=== Extracted records ===
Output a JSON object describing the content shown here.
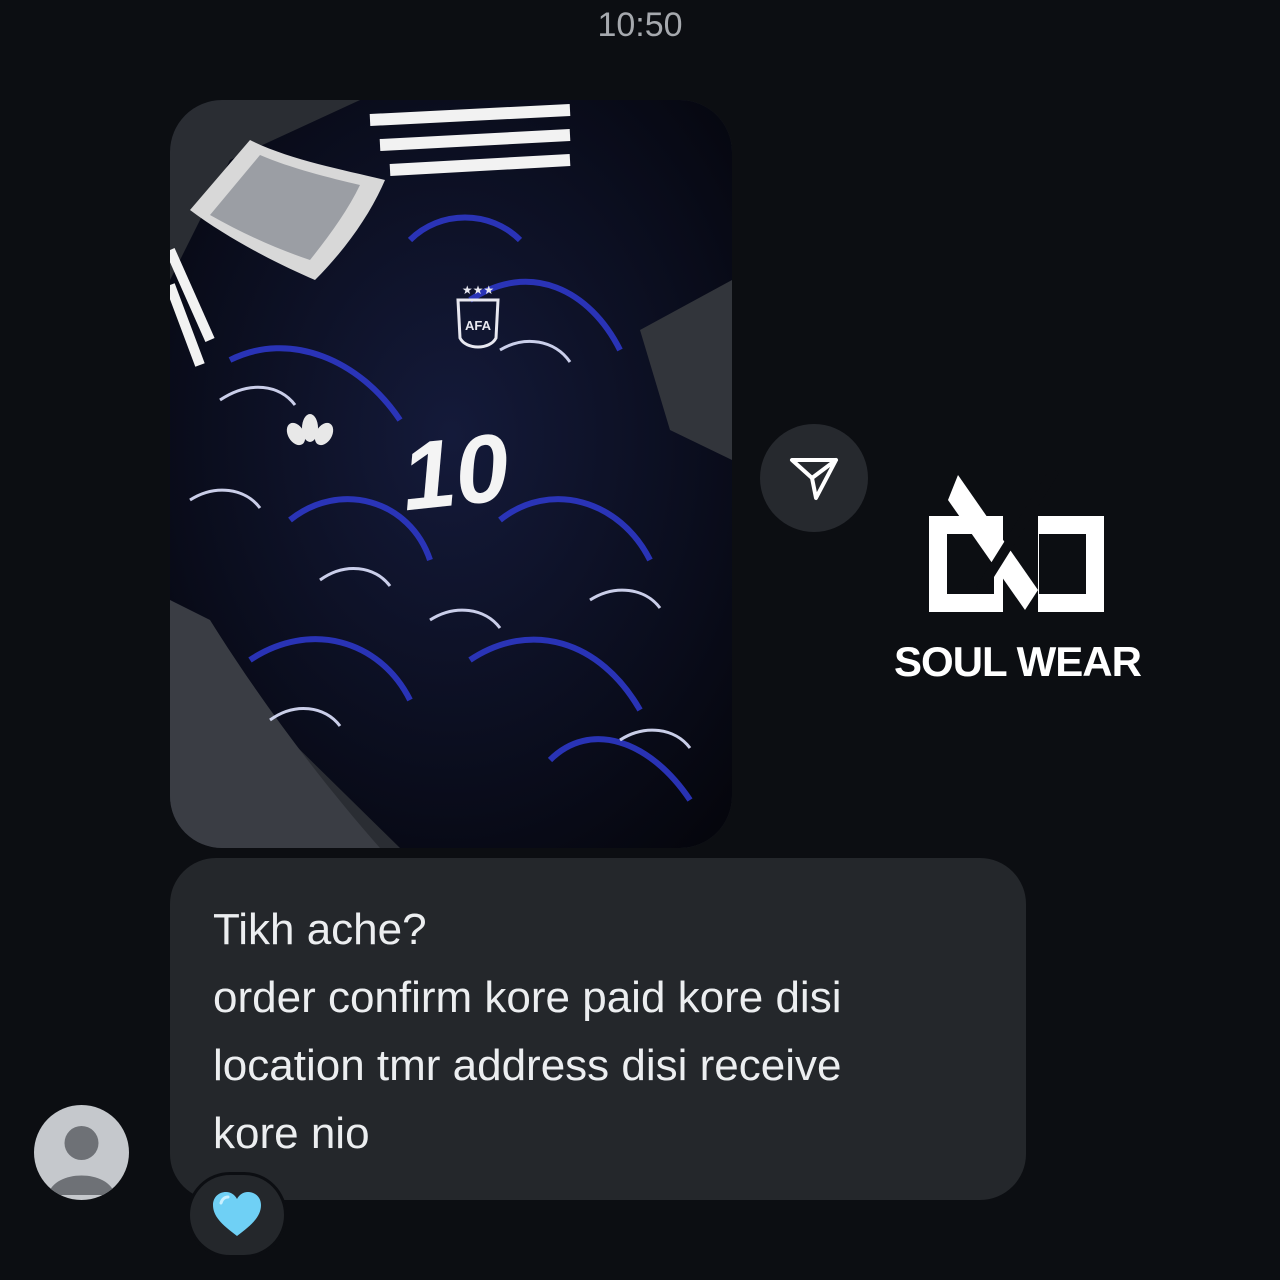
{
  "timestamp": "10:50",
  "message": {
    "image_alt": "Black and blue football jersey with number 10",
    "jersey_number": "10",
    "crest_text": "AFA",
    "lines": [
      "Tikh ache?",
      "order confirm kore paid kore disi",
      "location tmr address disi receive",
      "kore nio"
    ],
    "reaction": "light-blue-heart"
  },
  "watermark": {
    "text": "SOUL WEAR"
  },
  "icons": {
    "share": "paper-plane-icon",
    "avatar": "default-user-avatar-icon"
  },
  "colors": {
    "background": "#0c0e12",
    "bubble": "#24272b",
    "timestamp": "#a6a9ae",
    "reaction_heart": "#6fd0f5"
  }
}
===
_Goal of the exercise_: Omit the images and transcribe all of the records above word for word.

_Exercise solution_:
Output a JSON object describing the content shown here.
{
  "timestamp": "10:50",
  "message": {
    "image_alt": "Black and blue football jersey with number 10",
    "jersey_number": "10",
    "crest_text": "AFA",
    "lines": [
      "Tikh ache?",
      "order confirm kore paid kore disi",
      "location tmr address disi receive",
      "kore nio"
    ],
    "reaction": "light-blue-heart"
  },
  "watermark": {
    "text": "SOUL WEAR"
  },
  "icons": {
    "share": "paper-plane-icon",
    "avatar": "default-user-avatar-icon"
  },
  "colors": {
    "background": "#0c0e12",
    "bubble": "#24272b",
    "timestamp": "#a6a9ae",
    "reaction_heart": "#6fd0f5"
  }
}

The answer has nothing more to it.